For each line that holds "banner", copy the line out.

[Stored data]
================

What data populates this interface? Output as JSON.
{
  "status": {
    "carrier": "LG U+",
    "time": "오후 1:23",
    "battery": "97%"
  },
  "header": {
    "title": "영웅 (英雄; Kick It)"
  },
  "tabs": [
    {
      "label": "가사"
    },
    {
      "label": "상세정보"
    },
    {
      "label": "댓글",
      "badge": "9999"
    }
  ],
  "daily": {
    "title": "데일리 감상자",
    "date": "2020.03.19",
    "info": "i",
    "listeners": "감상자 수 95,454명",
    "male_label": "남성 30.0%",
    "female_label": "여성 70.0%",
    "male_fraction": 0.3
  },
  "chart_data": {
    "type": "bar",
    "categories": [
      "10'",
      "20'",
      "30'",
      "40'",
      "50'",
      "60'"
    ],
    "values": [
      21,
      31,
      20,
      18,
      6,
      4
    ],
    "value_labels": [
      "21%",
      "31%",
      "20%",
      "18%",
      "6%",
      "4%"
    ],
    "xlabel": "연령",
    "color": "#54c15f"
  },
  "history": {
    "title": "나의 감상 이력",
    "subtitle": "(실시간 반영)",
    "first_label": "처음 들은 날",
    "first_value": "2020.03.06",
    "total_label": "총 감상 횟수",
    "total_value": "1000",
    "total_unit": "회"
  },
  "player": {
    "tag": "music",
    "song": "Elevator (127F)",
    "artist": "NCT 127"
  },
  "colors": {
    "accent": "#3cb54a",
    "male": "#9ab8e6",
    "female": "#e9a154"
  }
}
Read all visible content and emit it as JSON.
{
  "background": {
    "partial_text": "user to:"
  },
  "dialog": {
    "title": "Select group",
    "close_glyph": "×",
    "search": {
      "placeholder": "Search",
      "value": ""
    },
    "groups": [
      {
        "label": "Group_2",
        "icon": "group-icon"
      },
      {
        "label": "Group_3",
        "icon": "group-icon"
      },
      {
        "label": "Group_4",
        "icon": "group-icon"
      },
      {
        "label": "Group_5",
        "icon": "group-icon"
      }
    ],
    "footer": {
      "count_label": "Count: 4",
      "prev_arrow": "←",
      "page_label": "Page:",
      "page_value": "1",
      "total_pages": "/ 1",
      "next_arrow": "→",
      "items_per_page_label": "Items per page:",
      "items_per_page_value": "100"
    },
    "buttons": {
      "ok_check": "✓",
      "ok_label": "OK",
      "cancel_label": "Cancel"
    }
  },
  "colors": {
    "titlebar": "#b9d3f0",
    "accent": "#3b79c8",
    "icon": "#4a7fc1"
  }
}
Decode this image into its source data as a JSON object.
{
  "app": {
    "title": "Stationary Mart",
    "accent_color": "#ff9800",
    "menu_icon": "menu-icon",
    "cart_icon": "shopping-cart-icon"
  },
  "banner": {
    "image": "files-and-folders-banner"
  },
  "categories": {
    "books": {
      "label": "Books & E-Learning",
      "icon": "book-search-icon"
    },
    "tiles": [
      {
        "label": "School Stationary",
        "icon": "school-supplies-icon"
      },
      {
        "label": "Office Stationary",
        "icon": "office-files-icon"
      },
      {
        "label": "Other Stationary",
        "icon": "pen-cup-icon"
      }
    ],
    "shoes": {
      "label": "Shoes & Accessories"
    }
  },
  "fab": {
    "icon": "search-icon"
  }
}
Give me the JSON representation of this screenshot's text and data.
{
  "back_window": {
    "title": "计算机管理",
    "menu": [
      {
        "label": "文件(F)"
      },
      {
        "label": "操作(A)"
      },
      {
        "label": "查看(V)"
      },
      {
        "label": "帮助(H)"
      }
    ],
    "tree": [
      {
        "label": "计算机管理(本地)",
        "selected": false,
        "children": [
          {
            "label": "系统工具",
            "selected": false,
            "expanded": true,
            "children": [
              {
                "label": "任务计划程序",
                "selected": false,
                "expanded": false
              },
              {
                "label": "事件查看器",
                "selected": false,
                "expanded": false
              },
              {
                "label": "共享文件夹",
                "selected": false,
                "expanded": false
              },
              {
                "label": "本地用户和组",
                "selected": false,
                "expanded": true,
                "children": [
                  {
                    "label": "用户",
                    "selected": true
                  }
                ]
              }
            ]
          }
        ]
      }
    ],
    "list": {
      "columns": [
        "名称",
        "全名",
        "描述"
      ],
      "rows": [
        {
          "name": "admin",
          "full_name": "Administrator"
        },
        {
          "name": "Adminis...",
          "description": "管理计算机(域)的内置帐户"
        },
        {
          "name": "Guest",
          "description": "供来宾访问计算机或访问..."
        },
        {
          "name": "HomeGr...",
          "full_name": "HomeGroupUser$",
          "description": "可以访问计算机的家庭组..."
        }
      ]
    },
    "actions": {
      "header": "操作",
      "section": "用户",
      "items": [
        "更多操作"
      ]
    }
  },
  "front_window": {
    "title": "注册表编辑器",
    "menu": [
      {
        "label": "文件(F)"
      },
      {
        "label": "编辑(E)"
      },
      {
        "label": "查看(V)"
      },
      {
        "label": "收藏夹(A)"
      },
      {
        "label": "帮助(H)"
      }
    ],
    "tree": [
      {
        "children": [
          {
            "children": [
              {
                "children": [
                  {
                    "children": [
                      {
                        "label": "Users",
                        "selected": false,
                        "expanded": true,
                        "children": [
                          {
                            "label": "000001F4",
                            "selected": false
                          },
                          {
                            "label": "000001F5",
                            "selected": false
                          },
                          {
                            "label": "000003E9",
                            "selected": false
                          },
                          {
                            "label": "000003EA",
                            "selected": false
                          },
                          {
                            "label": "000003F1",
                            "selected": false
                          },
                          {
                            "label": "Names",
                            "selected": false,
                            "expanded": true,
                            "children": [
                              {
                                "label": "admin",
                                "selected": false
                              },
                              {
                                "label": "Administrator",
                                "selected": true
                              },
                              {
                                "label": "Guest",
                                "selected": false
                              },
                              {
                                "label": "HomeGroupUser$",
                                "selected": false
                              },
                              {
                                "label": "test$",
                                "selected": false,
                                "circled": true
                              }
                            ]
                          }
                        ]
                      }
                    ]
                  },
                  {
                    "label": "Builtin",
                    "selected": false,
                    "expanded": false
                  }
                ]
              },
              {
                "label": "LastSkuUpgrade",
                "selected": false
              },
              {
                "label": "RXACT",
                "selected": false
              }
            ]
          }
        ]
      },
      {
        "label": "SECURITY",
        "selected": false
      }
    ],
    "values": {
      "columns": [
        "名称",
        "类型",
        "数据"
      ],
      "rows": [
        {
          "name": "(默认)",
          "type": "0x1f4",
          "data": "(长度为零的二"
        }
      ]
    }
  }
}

================

▶ Reply to the exercise
  "banner": {
    "image": "files-and-folders-banner"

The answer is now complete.